>> Start Raw data

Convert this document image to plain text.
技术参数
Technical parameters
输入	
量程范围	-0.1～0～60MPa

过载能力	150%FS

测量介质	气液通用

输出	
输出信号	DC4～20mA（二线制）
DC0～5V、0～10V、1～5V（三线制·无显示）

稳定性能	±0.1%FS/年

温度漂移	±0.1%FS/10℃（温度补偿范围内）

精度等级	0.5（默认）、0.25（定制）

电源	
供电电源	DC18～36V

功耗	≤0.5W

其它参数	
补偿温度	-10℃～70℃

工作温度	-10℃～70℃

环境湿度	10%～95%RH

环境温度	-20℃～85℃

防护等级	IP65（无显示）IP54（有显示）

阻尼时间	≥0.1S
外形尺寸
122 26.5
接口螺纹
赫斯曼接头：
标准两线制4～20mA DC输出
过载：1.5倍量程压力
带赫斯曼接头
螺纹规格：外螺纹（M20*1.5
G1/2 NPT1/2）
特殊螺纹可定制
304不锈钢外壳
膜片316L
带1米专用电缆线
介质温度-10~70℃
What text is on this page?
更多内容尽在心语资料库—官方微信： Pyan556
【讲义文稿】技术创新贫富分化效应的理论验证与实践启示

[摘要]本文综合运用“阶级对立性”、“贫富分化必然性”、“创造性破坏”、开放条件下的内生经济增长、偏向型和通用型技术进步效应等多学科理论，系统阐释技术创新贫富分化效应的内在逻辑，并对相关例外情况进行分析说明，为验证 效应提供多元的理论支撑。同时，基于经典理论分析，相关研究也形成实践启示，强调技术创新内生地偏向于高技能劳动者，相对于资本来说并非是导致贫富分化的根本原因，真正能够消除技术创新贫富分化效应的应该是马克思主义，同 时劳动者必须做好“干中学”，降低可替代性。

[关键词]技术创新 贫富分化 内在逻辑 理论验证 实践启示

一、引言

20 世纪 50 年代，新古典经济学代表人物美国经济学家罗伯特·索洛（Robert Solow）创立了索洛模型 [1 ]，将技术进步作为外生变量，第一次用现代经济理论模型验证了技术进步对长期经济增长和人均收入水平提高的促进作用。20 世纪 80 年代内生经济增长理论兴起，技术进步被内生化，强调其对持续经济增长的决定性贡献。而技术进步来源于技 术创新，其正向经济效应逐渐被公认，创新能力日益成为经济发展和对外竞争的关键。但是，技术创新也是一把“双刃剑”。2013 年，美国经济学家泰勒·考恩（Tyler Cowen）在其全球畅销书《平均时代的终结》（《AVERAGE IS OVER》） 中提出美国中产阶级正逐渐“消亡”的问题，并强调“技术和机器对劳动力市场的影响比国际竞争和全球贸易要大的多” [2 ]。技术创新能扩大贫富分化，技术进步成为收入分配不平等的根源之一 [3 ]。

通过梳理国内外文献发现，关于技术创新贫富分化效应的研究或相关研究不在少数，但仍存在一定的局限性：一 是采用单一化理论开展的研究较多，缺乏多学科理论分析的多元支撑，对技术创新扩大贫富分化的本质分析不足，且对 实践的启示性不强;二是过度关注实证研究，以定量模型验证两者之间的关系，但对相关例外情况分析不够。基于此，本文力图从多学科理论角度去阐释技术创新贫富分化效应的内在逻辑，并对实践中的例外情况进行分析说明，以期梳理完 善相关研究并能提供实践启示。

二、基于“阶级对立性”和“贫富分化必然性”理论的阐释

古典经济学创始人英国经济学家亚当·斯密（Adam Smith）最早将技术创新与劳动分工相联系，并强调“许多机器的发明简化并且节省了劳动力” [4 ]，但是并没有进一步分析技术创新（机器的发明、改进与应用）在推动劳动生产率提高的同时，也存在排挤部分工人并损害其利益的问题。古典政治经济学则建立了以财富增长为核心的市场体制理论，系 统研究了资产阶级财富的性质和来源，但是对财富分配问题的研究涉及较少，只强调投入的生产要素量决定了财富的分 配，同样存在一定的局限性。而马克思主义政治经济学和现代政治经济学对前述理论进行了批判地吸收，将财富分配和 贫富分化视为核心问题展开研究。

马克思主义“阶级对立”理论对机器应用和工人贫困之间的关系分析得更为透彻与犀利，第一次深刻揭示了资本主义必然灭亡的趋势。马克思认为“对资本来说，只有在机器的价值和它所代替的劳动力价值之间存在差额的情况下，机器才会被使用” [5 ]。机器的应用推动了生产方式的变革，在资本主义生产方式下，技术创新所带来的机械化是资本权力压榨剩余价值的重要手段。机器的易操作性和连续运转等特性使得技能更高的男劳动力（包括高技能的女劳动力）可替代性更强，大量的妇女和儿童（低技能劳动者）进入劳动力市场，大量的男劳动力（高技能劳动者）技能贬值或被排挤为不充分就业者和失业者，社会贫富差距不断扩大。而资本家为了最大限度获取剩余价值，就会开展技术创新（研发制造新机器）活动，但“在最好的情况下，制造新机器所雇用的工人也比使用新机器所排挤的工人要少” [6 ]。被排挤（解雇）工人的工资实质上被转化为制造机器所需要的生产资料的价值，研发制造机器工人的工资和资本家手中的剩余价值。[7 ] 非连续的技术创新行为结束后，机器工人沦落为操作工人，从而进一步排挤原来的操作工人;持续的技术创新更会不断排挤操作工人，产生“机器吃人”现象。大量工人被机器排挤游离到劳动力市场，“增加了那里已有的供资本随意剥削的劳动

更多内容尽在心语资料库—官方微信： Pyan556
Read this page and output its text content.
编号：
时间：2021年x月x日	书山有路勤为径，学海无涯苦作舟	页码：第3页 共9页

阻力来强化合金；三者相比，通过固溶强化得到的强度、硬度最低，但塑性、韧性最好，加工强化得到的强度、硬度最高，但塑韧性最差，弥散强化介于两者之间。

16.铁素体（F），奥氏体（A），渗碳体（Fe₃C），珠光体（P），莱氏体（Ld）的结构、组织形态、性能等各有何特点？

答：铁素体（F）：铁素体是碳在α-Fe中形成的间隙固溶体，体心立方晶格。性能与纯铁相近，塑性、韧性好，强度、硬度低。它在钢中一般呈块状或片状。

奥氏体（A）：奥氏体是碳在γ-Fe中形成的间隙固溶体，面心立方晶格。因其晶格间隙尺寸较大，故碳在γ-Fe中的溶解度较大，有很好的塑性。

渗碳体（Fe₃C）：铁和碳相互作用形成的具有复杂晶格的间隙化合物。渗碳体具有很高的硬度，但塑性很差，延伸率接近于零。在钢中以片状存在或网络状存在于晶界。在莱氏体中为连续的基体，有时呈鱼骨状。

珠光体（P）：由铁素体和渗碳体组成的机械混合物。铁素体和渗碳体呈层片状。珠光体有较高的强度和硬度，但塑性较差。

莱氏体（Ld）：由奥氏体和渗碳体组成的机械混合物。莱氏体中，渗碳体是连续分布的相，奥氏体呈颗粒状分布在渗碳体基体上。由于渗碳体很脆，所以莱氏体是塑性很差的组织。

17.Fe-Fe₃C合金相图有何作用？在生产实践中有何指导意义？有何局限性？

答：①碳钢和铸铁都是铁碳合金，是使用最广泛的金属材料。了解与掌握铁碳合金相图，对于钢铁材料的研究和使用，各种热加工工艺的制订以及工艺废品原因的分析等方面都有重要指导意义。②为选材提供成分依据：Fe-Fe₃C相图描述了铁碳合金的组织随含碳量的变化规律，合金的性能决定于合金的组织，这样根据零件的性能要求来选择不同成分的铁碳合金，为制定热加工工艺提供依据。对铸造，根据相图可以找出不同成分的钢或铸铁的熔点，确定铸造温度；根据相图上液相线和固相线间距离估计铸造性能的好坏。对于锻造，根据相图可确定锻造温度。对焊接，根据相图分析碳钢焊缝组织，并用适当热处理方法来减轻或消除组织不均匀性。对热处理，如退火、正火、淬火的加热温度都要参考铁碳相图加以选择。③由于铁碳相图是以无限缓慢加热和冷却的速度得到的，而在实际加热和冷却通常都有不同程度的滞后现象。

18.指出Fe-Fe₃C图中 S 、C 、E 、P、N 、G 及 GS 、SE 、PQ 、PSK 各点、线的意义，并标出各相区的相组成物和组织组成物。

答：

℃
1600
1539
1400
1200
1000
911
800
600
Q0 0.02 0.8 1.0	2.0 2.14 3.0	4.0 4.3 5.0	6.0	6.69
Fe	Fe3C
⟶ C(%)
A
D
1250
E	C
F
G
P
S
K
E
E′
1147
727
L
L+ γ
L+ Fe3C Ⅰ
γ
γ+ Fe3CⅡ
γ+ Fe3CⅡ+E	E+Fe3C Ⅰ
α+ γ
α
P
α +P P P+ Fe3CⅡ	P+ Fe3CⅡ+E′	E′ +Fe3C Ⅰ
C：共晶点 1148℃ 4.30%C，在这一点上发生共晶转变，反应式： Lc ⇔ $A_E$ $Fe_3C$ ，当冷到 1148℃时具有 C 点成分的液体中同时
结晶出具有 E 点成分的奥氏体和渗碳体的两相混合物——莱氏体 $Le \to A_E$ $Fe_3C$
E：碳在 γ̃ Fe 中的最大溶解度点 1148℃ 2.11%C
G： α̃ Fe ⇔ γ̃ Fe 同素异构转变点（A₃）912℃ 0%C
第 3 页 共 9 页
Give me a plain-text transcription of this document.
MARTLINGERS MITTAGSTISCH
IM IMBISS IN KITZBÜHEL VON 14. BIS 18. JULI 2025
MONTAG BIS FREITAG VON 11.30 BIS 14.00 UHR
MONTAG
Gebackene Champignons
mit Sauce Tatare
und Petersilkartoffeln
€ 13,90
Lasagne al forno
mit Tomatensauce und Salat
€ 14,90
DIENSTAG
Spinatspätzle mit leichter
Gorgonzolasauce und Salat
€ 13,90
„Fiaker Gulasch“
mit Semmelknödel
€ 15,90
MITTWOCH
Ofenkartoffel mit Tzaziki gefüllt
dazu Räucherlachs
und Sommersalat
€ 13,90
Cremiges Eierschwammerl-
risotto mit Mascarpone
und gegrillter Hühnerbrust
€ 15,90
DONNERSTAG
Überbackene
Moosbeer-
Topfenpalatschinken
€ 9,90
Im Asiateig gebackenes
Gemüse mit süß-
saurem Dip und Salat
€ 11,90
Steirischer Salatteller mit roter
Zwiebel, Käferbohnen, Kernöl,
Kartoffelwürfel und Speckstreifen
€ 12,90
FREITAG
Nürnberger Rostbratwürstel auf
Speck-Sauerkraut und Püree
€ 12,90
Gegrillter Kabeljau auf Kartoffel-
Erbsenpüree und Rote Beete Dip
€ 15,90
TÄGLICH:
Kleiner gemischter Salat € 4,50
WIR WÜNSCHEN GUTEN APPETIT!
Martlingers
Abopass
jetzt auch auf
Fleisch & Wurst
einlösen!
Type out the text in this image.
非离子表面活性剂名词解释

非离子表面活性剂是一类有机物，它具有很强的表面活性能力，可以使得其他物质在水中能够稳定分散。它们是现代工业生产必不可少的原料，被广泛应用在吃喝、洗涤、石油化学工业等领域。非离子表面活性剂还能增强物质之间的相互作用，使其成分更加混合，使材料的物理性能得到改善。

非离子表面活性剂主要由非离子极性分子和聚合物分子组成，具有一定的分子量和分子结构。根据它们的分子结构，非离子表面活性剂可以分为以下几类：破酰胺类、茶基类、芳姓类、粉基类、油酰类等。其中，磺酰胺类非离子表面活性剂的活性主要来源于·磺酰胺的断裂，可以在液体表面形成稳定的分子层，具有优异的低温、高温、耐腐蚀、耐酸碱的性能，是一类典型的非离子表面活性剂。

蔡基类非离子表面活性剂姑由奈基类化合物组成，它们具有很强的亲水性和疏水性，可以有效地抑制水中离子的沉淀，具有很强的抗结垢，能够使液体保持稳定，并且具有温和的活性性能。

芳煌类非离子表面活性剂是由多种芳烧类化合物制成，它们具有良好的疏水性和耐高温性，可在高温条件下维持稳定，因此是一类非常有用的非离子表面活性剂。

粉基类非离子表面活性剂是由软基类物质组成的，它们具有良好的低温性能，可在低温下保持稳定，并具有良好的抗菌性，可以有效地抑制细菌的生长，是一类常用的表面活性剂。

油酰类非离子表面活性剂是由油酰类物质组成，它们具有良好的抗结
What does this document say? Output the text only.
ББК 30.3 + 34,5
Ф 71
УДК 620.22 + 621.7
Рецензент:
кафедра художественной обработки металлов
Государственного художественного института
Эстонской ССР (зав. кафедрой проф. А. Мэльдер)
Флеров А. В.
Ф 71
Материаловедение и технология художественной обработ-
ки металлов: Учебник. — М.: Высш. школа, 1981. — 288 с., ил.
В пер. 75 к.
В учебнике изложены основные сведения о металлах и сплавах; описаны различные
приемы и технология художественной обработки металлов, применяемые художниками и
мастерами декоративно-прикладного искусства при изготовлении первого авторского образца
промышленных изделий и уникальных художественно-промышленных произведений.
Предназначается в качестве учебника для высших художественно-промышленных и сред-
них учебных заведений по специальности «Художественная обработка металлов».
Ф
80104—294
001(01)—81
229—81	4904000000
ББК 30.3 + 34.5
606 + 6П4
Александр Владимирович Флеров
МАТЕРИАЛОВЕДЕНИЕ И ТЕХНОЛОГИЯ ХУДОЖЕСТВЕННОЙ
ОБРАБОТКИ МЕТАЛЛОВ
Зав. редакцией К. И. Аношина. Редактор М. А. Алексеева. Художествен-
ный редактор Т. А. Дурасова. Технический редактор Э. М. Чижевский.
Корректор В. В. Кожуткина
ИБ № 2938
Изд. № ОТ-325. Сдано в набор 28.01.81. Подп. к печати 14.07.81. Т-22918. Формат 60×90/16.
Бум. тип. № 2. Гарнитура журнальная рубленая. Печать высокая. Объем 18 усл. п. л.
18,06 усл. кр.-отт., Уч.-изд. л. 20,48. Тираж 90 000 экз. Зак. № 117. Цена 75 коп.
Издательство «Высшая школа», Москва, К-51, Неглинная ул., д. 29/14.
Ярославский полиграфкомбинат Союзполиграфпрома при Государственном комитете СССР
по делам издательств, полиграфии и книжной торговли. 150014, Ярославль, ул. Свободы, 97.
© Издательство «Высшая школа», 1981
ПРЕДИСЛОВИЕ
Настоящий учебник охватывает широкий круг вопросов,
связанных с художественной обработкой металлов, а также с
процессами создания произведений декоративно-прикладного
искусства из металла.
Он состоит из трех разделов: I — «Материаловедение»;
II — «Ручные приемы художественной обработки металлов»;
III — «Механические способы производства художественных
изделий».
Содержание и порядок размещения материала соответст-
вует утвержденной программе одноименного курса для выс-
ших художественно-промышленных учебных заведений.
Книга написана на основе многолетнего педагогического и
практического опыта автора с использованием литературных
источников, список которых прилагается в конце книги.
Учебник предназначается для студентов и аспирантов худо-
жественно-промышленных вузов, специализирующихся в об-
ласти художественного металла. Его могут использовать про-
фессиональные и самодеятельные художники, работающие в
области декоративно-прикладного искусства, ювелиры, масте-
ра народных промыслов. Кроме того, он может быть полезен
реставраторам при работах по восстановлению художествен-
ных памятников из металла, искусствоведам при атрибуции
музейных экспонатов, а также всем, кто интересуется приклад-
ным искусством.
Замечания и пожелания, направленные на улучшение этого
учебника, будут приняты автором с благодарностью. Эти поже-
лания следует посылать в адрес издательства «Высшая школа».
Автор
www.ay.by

>> End Raw data

> _The problem_
Among the lines of the material, find those that hold the word "Высшая" and copy them.

> _The reply_
Издательство «Высшая школа», Москва, К-51, Неглинная ул., д. 29/14.
© Издательство «Высшая школа», 1981
лания следует посылать в адрес издательства «Высшая школа».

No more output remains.